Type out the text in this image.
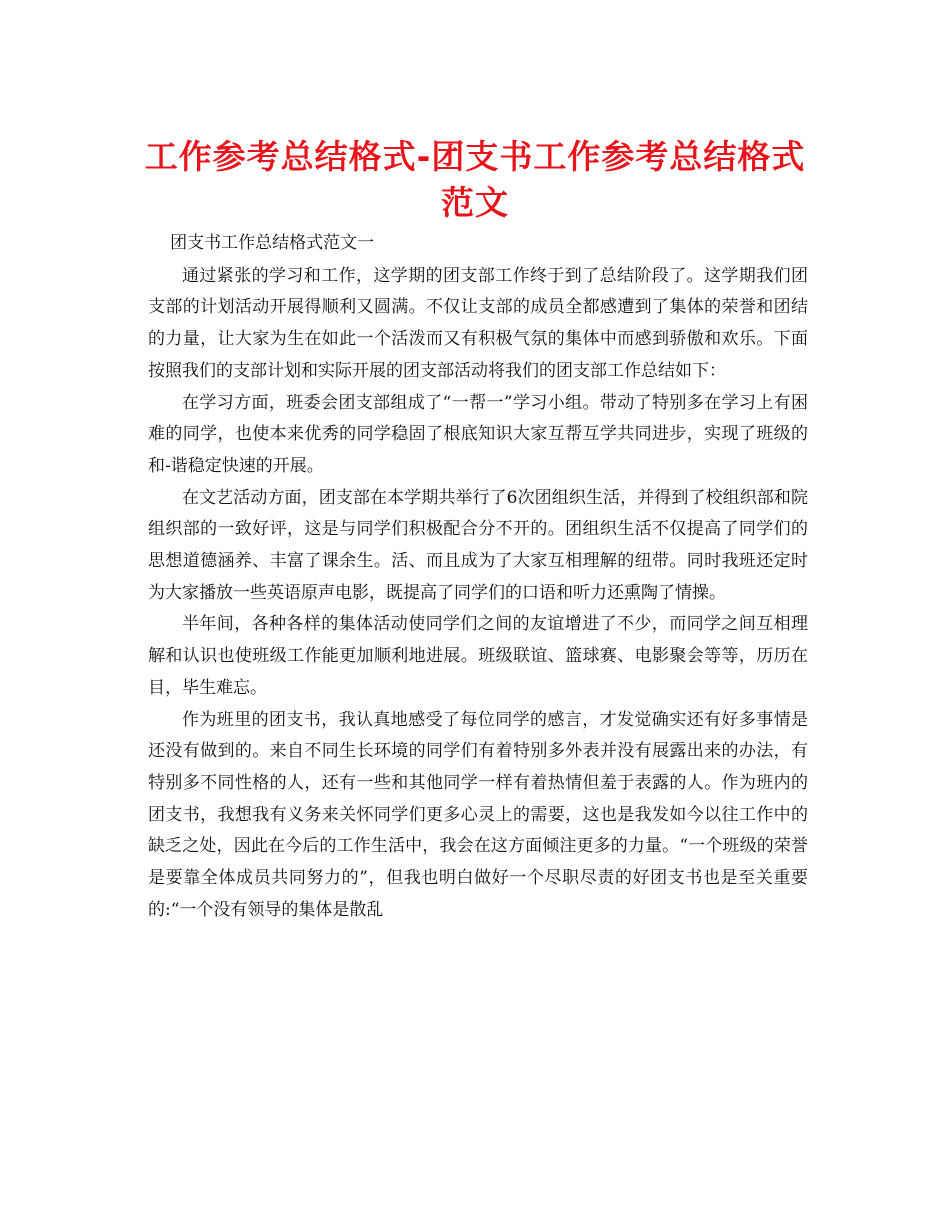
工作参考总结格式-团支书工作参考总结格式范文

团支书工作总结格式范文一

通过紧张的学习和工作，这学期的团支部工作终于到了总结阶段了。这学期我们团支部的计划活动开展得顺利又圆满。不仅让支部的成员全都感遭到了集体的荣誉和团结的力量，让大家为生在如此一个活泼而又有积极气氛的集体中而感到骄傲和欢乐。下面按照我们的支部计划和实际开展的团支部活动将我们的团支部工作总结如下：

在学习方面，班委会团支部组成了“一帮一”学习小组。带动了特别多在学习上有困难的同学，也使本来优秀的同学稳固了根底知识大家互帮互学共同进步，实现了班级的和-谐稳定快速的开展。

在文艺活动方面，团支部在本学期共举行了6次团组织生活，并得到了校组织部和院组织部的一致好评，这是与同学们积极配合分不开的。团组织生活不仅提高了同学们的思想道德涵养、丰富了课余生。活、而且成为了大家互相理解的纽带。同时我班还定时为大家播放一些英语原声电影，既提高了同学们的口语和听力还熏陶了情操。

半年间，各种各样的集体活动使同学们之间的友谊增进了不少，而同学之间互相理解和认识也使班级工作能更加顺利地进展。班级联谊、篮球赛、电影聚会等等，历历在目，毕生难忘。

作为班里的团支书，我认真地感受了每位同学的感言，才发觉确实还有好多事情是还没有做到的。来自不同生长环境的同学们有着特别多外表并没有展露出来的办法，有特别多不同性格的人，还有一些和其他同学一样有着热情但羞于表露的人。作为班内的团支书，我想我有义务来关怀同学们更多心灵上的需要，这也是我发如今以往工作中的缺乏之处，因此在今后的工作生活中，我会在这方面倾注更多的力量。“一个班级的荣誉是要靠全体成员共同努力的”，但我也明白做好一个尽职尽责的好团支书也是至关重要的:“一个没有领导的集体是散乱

--

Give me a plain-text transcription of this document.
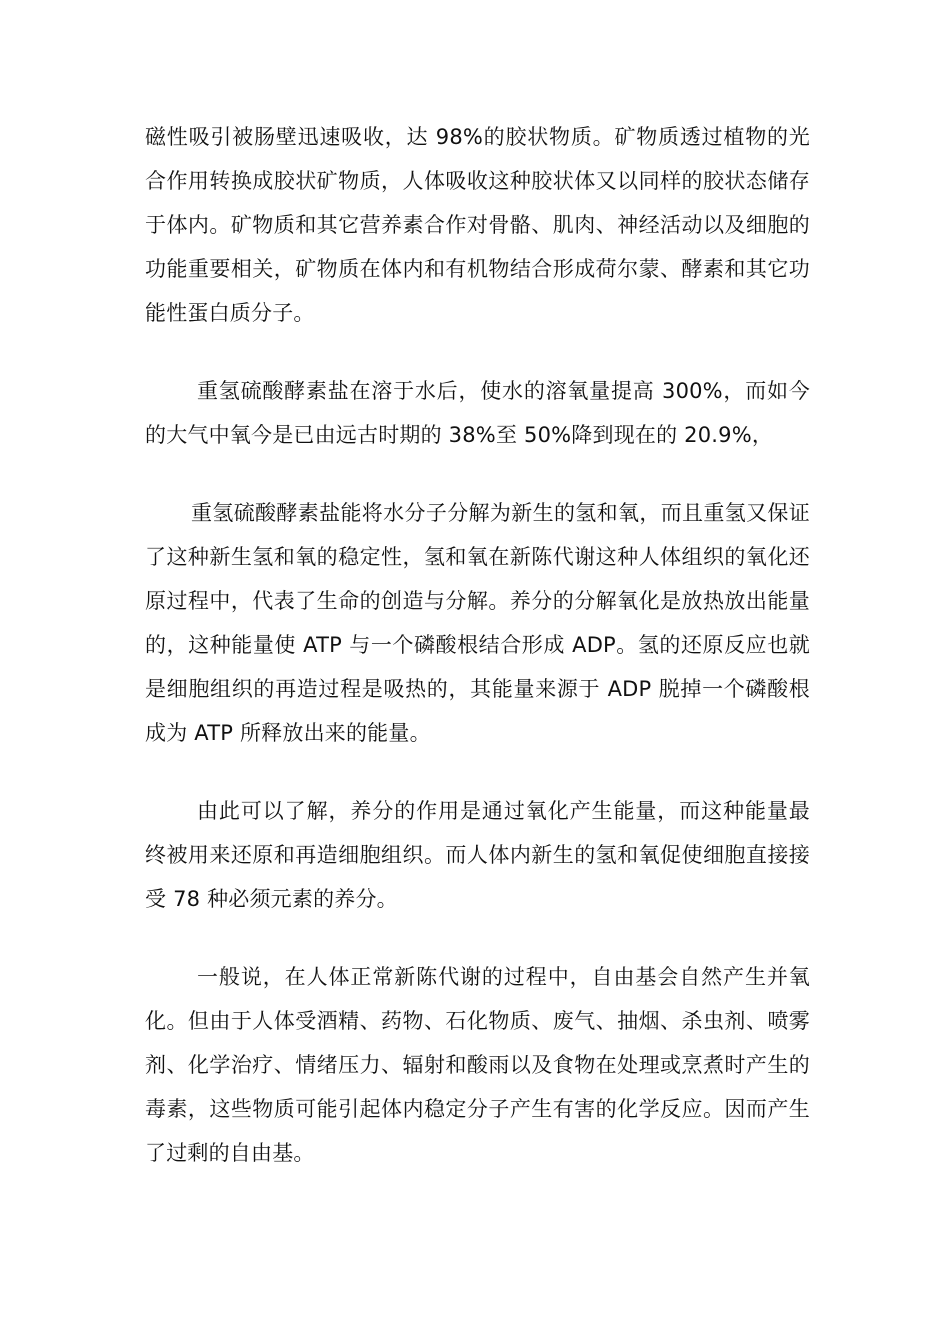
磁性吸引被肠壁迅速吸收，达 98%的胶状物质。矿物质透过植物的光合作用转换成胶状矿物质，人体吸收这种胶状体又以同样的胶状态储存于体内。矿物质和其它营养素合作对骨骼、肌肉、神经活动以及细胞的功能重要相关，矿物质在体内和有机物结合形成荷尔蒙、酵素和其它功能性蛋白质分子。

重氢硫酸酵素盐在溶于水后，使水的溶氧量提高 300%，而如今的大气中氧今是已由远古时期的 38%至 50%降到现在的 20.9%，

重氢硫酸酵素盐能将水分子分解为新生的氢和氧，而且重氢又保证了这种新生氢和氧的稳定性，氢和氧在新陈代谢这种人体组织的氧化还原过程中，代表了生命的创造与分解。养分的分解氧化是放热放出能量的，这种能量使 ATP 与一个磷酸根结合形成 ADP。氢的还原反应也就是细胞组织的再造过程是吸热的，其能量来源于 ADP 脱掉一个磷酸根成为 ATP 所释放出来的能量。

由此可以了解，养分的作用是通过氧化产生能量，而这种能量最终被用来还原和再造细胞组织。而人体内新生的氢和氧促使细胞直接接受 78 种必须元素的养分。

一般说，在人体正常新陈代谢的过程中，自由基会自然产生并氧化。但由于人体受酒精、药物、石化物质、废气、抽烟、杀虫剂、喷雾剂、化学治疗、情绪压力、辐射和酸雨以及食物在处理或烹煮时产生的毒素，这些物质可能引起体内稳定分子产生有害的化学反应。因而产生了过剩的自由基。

* * *

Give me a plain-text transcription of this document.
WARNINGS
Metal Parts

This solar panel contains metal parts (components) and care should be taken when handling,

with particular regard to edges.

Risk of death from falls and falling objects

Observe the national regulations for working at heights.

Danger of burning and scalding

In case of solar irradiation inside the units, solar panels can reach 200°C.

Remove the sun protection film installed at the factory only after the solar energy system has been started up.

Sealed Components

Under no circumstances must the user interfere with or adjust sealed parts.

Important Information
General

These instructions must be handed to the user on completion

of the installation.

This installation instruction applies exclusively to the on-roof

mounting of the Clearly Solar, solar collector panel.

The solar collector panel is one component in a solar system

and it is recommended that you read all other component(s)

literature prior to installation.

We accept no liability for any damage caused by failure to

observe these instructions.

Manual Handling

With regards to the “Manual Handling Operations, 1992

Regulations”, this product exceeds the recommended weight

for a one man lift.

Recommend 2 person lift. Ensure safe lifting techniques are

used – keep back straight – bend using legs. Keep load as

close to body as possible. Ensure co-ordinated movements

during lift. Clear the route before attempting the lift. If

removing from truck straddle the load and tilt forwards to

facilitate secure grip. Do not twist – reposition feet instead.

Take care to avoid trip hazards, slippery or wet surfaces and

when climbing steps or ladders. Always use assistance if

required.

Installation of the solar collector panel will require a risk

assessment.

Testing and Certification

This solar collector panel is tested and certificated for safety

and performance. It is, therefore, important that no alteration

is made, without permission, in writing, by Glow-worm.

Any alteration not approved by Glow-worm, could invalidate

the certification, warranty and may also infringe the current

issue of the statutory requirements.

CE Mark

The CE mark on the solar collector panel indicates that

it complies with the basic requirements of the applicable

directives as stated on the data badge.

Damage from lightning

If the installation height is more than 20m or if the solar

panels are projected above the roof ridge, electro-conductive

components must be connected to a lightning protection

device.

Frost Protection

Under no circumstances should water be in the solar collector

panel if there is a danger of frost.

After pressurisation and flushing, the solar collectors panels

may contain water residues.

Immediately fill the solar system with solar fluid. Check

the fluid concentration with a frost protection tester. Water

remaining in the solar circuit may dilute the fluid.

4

- Task objective: Check each line of the entries above for the word "worm". List the ones that have it.

- Task output:
is made, without permission, in writing, by Glow-worm.
Any alteration not approved by Glow-worm, could invalidate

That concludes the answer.